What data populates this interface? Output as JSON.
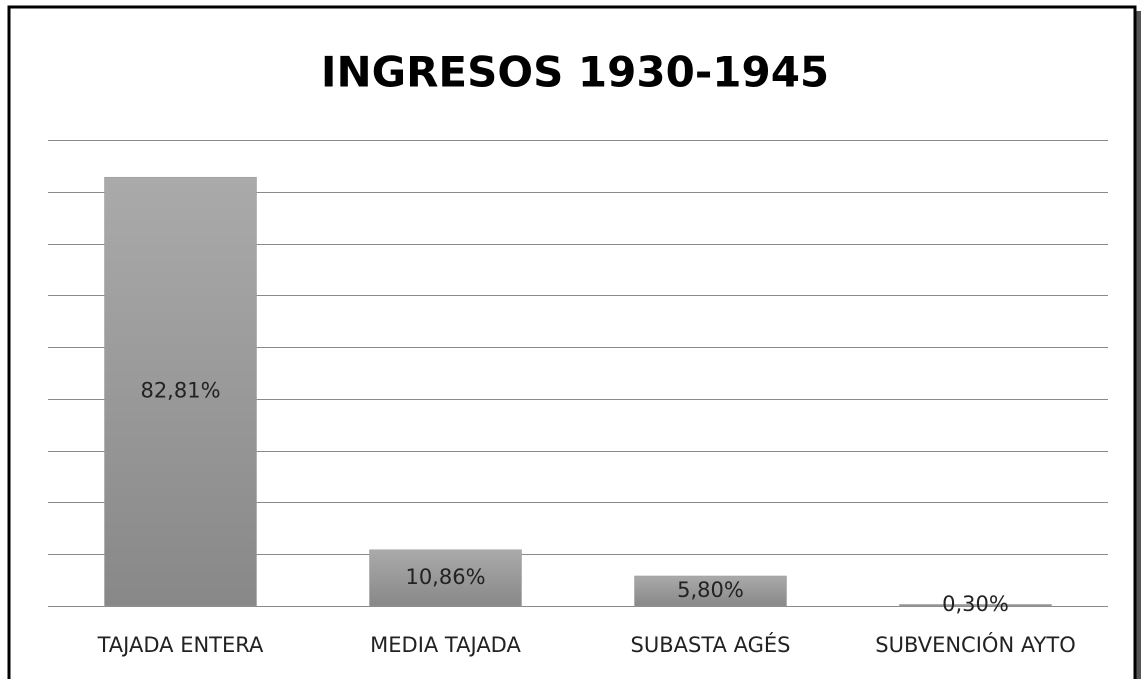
{
  "chart_data": {
    "type": "bar",
    "title": "INGRESOS 1930-1945",
    "categories": [
      "TAJADA ENTERA",
      "MEDIA TAJADA",
      "SUBASTA AGÉS",
      "SUBVENCIÓN AYTO"
    ],
    "values": [
      82.81,
      10.86,
      5.8,
      0.3
    ],
    "value_labels": [
      "82,81%",
      "10,86%",
      "5,80%",
      "0,30%"
    ],
    "color": "#9a9a9a",
    "ylim": [
      0,
      90
    ],
    "yticks": [
      0,
      10,
      20,
      30,
      40,
      50,
      60,
      70,
      80,
      90
    ],
    "grid": true
  }
}
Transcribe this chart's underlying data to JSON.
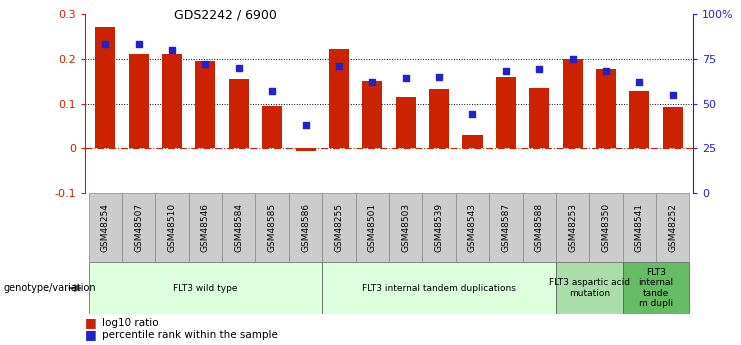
{
  "title": "GDS2242 / 6900",
  "samples": [
    "GSM48254",
    "GSM48507",
    "GSM48510",
    "GSM48546",
    "GSM48584",
    "GSM48585",
    "GSM48586",
    "GSM48255",
    "GSM48501",
    "GSM48503",
    "GSM48539",
    "GSM48543",
    "GSM48587",
    "GSM48588",
    "GSM48253",
    "GSM48350",
    "GSM48541",
    "GSM48252"
  ],
  "log10_ratio": [
    0.27,
    0.21,
    0.21,
    0.195,
    0.155,
    0.095,
    -0.005,
    0.222,
    0.15,
    0.115,
    0.132,
    0.03,
    0.16,
    0.135,
    0.2,
    0.178,
    0.128,
    0.093
  ],
  "percentile_rank": [
    83,
    83,
    80,
    72,
    70,
    57,
    38,
    71,
    62,
    64,
    65,
    44,
    68,
    69,
    75,
    68,
    62,
    55
  ],
  "bar_color": "#cc2200",
  "dot_color": "#2222cc",
  "ylim_left": [
    -0.1,
    0.3
  ],
  "ylim_right": [
    0,
    100
  ],
  "yticks_left": [
    -0.1,
    0.0,
    0.1,
    0.2,
    0.3
  ],
  "ytick_labels_left": [
    "-0.1",
    "0",
    "0.1",
    "0.2",
    "0.3"
  ],
  "yticks_right": [
    0,
    25,
    50,
    75,
    100
  ],
  "ytick_labels_right": [
    "0",
    "25",
    "50",
    "75",
    "100%"
  ],
  "groups": [
    {
      "label": "FLT3 wild type",
      "start": 0,
      "end": 7,
      "color": "#ddffdd"
    },
    {
      "label": "FLT3 internal tandem duplications",
      "start": 7,
      "end": 14,
      "color": "#ddffdd"
    },
    {
      "label": "FLT3 aspartic acid\nmutation",
      "start": 14,
      "end": 16,
      "color": "#aaddaa"
    },
    {
      "label": "FLT3\ninternal\ntande\nm dupli",
      "start": 16,
      "end": 18,
      "color": "#66bb66"
    }
  ],
  "genotype_label": "genotype/variation"
}
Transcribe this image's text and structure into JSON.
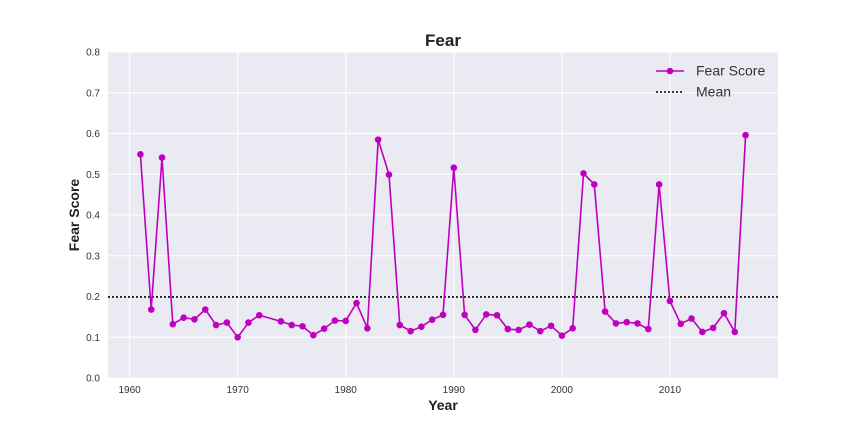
{
  "chart_data": {
    "type": "line",
    "title": "Fear",
    "xlabel": "Year",
    "ylabel": "Fear Score",
    "xlim": [
      1958,
      2020
    ],
    "ylim": [
      0.0,
      0.8
    ],
    "xticks": [
      1960,
      1970,
      1980,
      1990,
      2000,
      2010
    ],
    "yticks": [
      0.0,
      0.1,
      0.2,
      0.3,
      0.4,
      0.5,
      0.6,
      0.7,
      0.8
    ],
    "xtick_labels": [
      "1960",
      "1970",
      "1980",
      "1990",
      "2000",
      "2010"
    ],
    "ytick_labels": [
      "0.0",
      "0.1",
      "0.2",
      "0.3",
      "0.4",
      "0.5",
      "0.6",
      "0.7",
      "0.8"
    ],
    "grid": true,
    "legend_position": "top-right",
    "series": [
      {
        "name": "Fear Score",
        "color": "#bf00bf",
        "marker": "circle",
        "x": [
          1961,
          1962,
          1963,
          1964,
          1965,
          1966,
          1967,
          1968,
          1969,
          1970,
          1971,
          1972,
          1974,
          1975,
          1976,
          1977,
          1978,
          1979,
          1980,
          1981,
          1982,
          1983,
          1984,
          1985,
          1986,
          1987,
          1988,
          1989,
          1990,
          1991,
          1992,
          1993,
          1994,
          1995,
          1996,
          1997,
          1998,
          1999,
          2000,
          2001,
          2002,
          2003,
          2004,
          2005,
          2006,
          2007,
          2008,
          2009,
          2010,
          2011,
          2012,
          2013,
          2014,
          2015,
          2016,
          2017
        ],
        "y": [
          0.549,
          0.168,
          0.541,
          0.132,
          0.148,
          0.144,
          0.168,
          0.13,
          0.136,
          0.1,
          0.136,
          0.154,
          0.139,
          0.13,
          0.127,
          0.105,
          0.121,
          0.141,
          0.14,
          0.184,
          0.122,
          0.585,
          0.499,
          0.13,
          0.115,
          0.126,
          0.143,
          0.155,
          0.516,
          0.155,
          0.118,
          0.156,
          0.154,
          0.12,
          0.118,
          0.131,
          0.115,
          0.128,
          0.104,
          0.122,
          0.502,
          0.475,
          0.163,
          0.134,
          0.137,
          0.134,
          0.12,
          0.475,
          0.189,
          0.133,
          0.146,
          0.113,
          0.123,
          0.159,
          0.113,
          0.596
        ]
      },
      {
        "name": "Mean",
        "color": "#000000",
        "style": "dotted",
        "y": 0.199
      }
    ]
  }
}
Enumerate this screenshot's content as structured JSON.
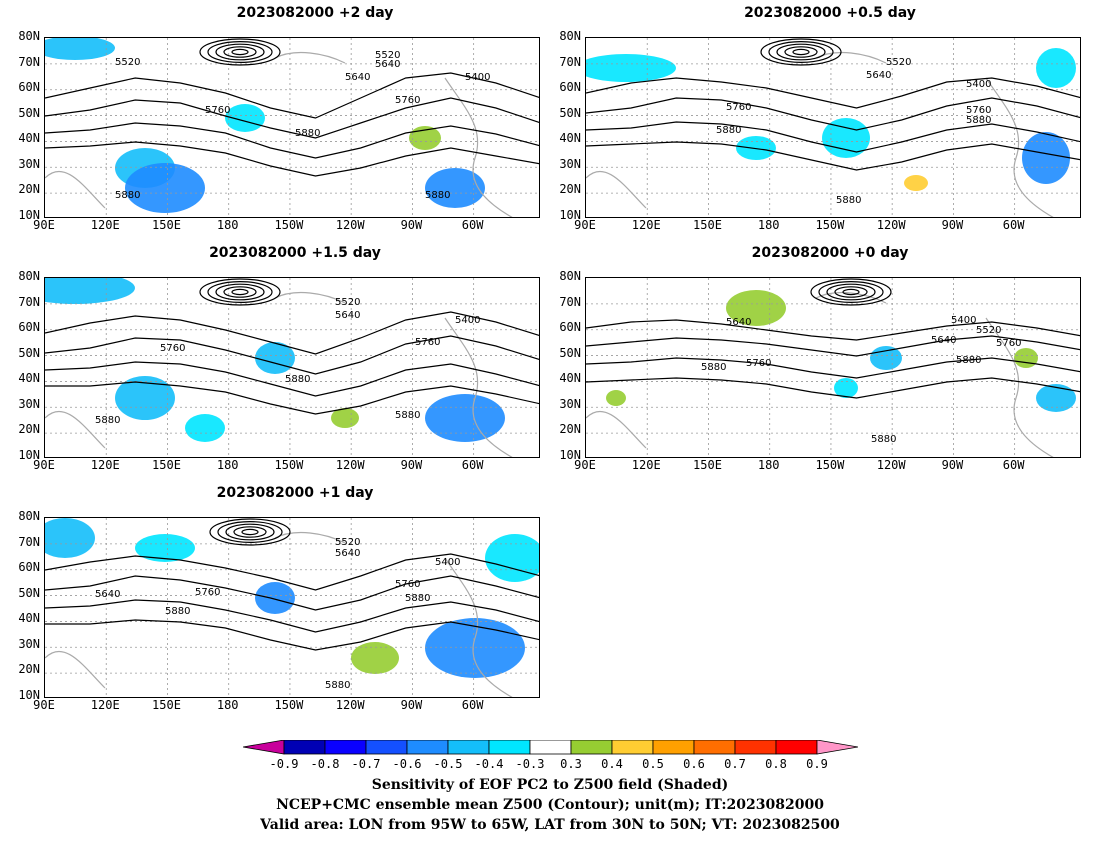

STATED GOAL
Pick out each line containing "this" and report it.

RIGHT ANSWER
What data populates this interface? Output as JSON.
Transcribe this chart's underlying data to JSON.
Transcribe this image's text and structure into JSON.
Enumerate this screenshot's content as structured JSON.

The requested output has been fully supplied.